═════ Exercise inputs ═════

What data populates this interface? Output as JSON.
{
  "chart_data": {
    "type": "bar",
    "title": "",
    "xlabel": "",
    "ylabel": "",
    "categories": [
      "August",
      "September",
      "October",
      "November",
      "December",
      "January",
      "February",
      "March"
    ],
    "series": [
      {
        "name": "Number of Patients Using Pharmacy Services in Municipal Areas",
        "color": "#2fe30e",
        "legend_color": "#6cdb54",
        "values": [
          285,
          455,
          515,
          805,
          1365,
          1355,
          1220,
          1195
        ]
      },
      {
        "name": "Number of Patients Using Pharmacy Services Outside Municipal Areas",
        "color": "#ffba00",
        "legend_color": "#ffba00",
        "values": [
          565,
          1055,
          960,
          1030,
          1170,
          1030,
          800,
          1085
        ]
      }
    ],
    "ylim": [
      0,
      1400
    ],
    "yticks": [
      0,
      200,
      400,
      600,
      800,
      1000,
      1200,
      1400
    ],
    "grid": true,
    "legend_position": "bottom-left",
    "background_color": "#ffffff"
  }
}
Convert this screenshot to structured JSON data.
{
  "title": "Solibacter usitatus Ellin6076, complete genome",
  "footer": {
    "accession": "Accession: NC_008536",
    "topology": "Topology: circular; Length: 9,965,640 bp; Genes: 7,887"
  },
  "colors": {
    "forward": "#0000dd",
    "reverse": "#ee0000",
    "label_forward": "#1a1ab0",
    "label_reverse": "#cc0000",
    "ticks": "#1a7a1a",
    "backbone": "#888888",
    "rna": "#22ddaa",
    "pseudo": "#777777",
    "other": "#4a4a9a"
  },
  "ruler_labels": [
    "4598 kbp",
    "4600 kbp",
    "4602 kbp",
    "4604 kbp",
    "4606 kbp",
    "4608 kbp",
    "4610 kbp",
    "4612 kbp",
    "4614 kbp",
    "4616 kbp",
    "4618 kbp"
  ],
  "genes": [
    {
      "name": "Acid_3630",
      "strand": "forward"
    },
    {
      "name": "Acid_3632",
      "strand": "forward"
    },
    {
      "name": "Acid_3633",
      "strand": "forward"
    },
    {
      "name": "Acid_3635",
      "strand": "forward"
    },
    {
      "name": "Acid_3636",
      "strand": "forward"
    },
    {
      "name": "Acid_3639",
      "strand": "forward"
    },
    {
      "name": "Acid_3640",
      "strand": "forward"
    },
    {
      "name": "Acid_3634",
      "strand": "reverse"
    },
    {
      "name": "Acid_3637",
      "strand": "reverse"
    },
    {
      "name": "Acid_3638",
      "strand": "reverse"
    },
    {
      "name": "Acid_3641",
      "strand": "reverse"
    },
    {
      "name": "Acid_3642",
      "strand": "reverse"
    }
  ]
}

═════

§ What is expected: Retype each record in full, please.

§ The completed task:
What data populates this interface? Output as JSON.
{
  "chart_data": {
    "type": "bar",
    "title": "",
    "xlabel": "",
    "ylabel": "",
    "categories": [
      "August",
      "September",
      "October",
      "November",
      "December",
      "January",
      "February",
      "March"
    ],
    "series": [
      {
        "name": "Number of Patients Using Pharmacy Services in Municipal Areas",
        "color": "#2fe30e",
        "legend_color": "#6cdb54",
        "values": [
          285,
          455,
          515,
          805,
          1365,
          1355,
          1220,
          1195
        ]
      },
      {
        "name": "Number of Patients Using Pharmacy Services Outside Municipal Areas",
        "color": "#ffba00",
        "legend_color": "#ffba00",
        "values": [
          565,
          1055,
          960,
          1030,
          1170,
          1030,
          800,
          1085
        ]
      }
    ],
    "ylim": [
      0,
      1400
    ],
    "yticks": [
      0,
      200,
      400,
      600,
      800,
      1000,
      1200,
      1400
    ],
    "grid": true,
    "legend_position": "bottom-left",
    "background_color": "#ffffff"
  }
}
Convert this screenshot to structured JSON data.
{
  "title": "Solibacter usitatus Ellin6076, complete genome",
  "footer": {
    "accession": "Accession: NC_008536",
    "topology": "Topology: circular; Length: 9,965,640 bp; Genes: 7,887"
  },
  "colors": {
    "forward": "#0000dd",
    "reverse": "#ee0000",
    "label_forward": "#1a1ab0",
    "label_reverse": "#cc0000",
    "ticks": "#1a7a1a",
    "backbone": "#888888",
    "rna": "#22ddaa",
    "pseudo": "#777777",
    "other": "#4a4a9a"
  },
  "ruler_labels": [
    "4598 kbp",
    "4600 kbp",
    "4602 kbp",
    "4604 kbp",
    "4606 kbp",
    "4608 kbp",
    "4610 kbp",
    "4612 kbp",
    "4614 kbp",
    "4616 kbp",
    "4618 kbp"
  ],
  "genes": [
    {
      "name": "Acid_3630",
      "strand": "forward"
    },
    {
      "name": "Acid_3632",
      "strand": "forward"
    },
    {
      "name": "Acid_3633",
      "strand": "forward"
    },
    {
      "name": "Acid_3635",
      "strand": "forward"
    },
    {
      "name": "Acid_3636",
      "strand": "forward"
    },
    {
      "name": "Acid_3639",
      "strand": "forward"
    },
    {
      "name": "Acid_3640",
      "strand": "forward"
    },
    {
      "name": "Acid_3634",
      "strand": "reverse"
    },
    {
      "name": "Acid_3637",
      "strand": "reverse"
    },
    {
      "name": "Acid_3638",
      "strand": "reverse"
    },
    {
      "name": "Acid_3641",
      "strand": "reverse"
    },
    {
      "name": "Acid_3642",
      "strand": "reverse"
    }
  ]
}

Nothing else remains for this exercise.